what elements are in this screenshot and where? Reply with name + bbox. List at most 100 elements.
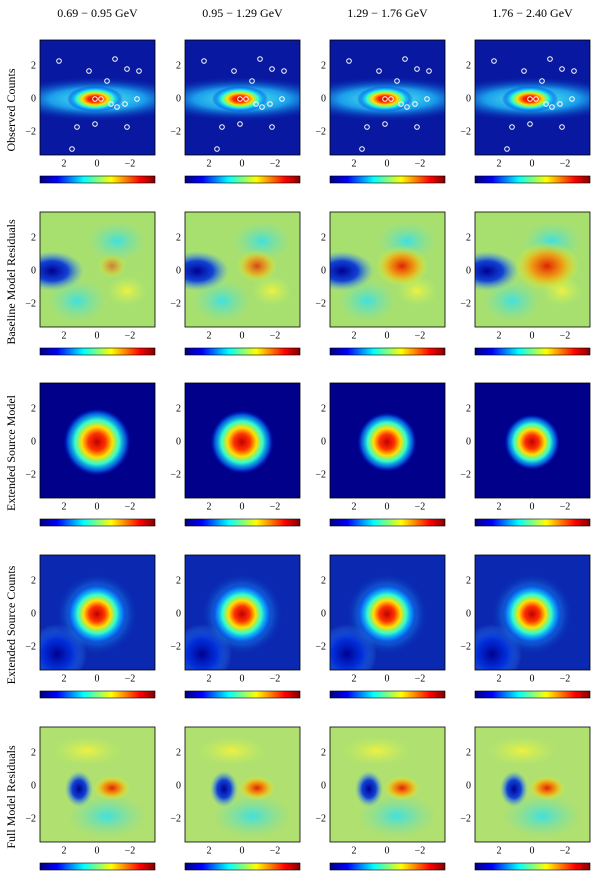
patch (87, 221, 147, 261)
source (212, 584, 272, 644)
patch (482, 279, 542, 323)
source-marker (414, 66, 420, 72)
patch (67, 794, 147, 838)
y-tick-label: −2 (25, 298, 36, 309)
x-tick-label: −2 (560, 845, 571, 856)
y-tick-label: 0 (31, 265, 36, 276)
source-marker (92, 121, 98, 127)
frame (329, 726, 446, 843)
y-tick-label: 2 (31, 403, 36, 414)
heatmap (40, 212, 155, 327)
colorbar (184, 347, 301, 356)
source (504, 414, 560, 470)
patch (47, 279, 107, 323)
patch (357, 794, 437, 838)
frame (329, 39, 446, 156)
source-marker (382, 96, 388, 102)
source (67, 584, 127, 644)
colorbar (474, 518, 591, 527)
y-tick-label: −2 (460, 298, 471, 309)
y-tick-label: −2 (170, 813, 181, 824)
x-tick-label: −2 (125, 330, 136, 341)
source-marker (201, 58, 207, 64)
source-marker (414, 124, 420, 130)
excess (376, 246, 428, 286)
y-tick-label: 2 (321, 403, 326, 414)
x-tick-label: 0 (385, 845, 390, 856)
frame (474, 39, 591, 156)
source-marker (559, 66, 565, 72)
x-tick-label: 0 (240, 845, 245, 856)
colorbar (329, 518, 446, 527)
x-tick-label: 0 (530, 845, 535, 856)
column-title: 0.95 − 1.29 GeV (202, 6, 283, 20)
frame (39, 39, 156, 156)
heatmap (330, 40, 445, 155)
patch (107, 276, 147, 306)
y-tick-label: −2 (25, 126, 36, 137)
deficit (65, 771, 93, 807)
y-tick-label: 2 (176, 60, 181, 71)
x-tick-label: 2 (352, 845, 357, 856)
source-marker (249, 78, 255, 84)
source-marker (426, 68, 432, 74)
x-tick-label: 2 (497, 158, 502, 169)
frame (184, 554, 301, 671)
y-tick-label: 2 (466, 232, 471, 243)
excess (239, 776, 275, 800)
row-label: Observed Counts (4, 68, 18, 151)
heatmap (475, 383, 590, 498)
x-tick-label: −2 (560, 673, 571, 684)
source-marker (108, 101, 114, 107)
x-tick-label: −2 (270, 330, 281, 341)
source-marker (424, 96, 430, 102)
excess (529, 776, 565, 800)
frame (184, 726, 301, 843)
colorbar (474, 347, 591, 356)
frame (329, 382, 446, 499)
colorbar (184, 690, 301, 699)
patch (252, 276, 292, 306)
heatmap (185, 555, 300, 670)
y-tick-label: −2 (315, 126, 326, 137)
y-tick-label: 0 (176, 93, 181, 104)
x-tick-label: −2 (415, 330, 426, 341)
source-marker (214, 146, 220, 152)
y-tick-label: 0 (466, 436, 471, 447)
heatmap (330, 212, 445, 327)
x-tick-label: 0 (95, 845, 100, 856)
deficit (500, 771, 528, 807)
x-tick-label: 0 (95, 673, 100, 684)
deficit (40, 251, 84, 291)
y-tick-label: 2 (176, 232, 181, 243)
x-tick-label: −2 (415, 501, 426, 512)
row-label: Extended Source Model (4, 394, 18, 511)
y-tick-label: 2 (31, 60, 36, 71)
heatmap (475, 727, 590, 842)
source-marker (231, 68, 237, 74)
x-tick-label: −2 (125, 673, 136, 684)
frame (39, 726, 156, 843)
patch (342, 736, 412, 766)
row-label: Full Model Residuals (4, 745, 18, 849)
colorbar (184, 518, 301, 527)
colorbar (39, 862, 156, 871)
frame (329, 554, 446, 671)
colorbar (39, 347, 156, 356)
x-tick-label: −2 (415, 845, 426, 856)
heatmap (40, 383, 155, 498)
colorbar (329, 862, 446, 871)
source-marker (243, 96, 249, 102)
y-tick-label: −2 (460, 126, 471, 137)
x-tick-label: 0 (530, 501, 535, 512)
source-marker (279, 96, 285, 102)
source-marker (346, 58, 352, 64)
x-tick-label: 0 (385, 158, 390, 169)
y-tick-label: 0 (466, 608, 471, 619)
y-tick-label: 0 (466, 93, 471, 104)
y-tick-label: −2 (460, 641, 471, 652)
y-tick-label: 2 (31, 232, 36, 243)
x-tick-label: 0 (385, 501, 390, 512)
x-tick-label: 2 (62, 501, 67, 512)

========================================

#### What the exercise asks:
Switch "excess" to "surplus" in the lines from the one holding "patch (87, 221, 147, 261)" through the one holding "frame (329, 382, 446, 499)", inclusive, leaving everything else unchanged. Give back only those lines.

#### Written answer:
patch (87, 221, 147, 261)
source (212, 584, 272, 644)
patch (482, 279, 542, 323)
source-marker (414, 66, 420, 72)
patch (67, 794, 147, 838)
y-tick-label: −2 (25, 298, 36, 309)
x-tick-label: −2 (560, 845, 571, 856)
y-tick-label: 0 (31, 265, 36, 276)
source-marker (92, 121, 98, 127)
frame (329, 726, 446, 843)
y-tick-label: 2 (31, 403, 36, 414)
heatmap (40, 212, 155, 327)
colorbar (184, 347, 301, 356)
source (504, 414, 560, 470)
patch (47, 279, 107, 323)
patch (357, 794, 437, 838)
frame (329, 39, 446, 156)
source-marker (382, 96, 388, 102)
source (67, 584, 127, 644)
colorbar (474, 518, 591, 527)
y-tick-label: −2 (460, 298, 471, 309)
y-tick-label: −2 (170, 813, 181, 824)
x-tick-label: −2 (125, 330, 136, 341)
source-marker (201, 58, 207, 64)
source-marker (414, 124, 420, 130)
surplus (376, 246, 428, 286)
y-tick-label: 2 (321, 403, 326, 414)
x-tick-label: 0 (385, 845, 390, 856)
frame (474, 39, 591, 156)
source-marker (559, 66, 565, 72)
x-tick-label: 0 (240, 845, 245, 856)
colorbar (329, 518, 446, 527)
x-tick-label: 0 (530, 845, 535, 856)
column-title: 0.95 − 1.29 GeV (202, 6, 283, 20)
frame (39, 39, 156, 156)
heatmap (330, 40, 445, 155)
patch (107, 276, 147, 306)
y-tick-label: −2 (25, 126, 36, 137)
deficit (65, 771, 93, 807)
y-tick-label: 2 (176, 60, 181, 71)
x-tick-label: 2 (352, 845, 357, 856)
source-marker (249, 78, 255, 84)
source-marker (426, 68, 432, 74)
x-tick-label: 2 (497, 158, 502, 169)
frame (184, 554, 301, 671)
y-tick-label: 2 (466, 232, 471, 243)
surplus (239, 776, 275, 800)
row-label: Observed Counts (4, 68, 18, 151)
heatmap (475, 383, 590, 498)
x-tick-label: −2 (560, 673, 571, 684)
source-marker (108, 101, 114, 107)
x-tick-label: −2 (270, 330, 281, 341)
source-marker (424, 96, 430, 102)
surplus (529, 776, 565, 800)
frame (184, 726, 301, 843)
colorbar (474, 347, 591, 356)
frame (329, 382, 446, 499)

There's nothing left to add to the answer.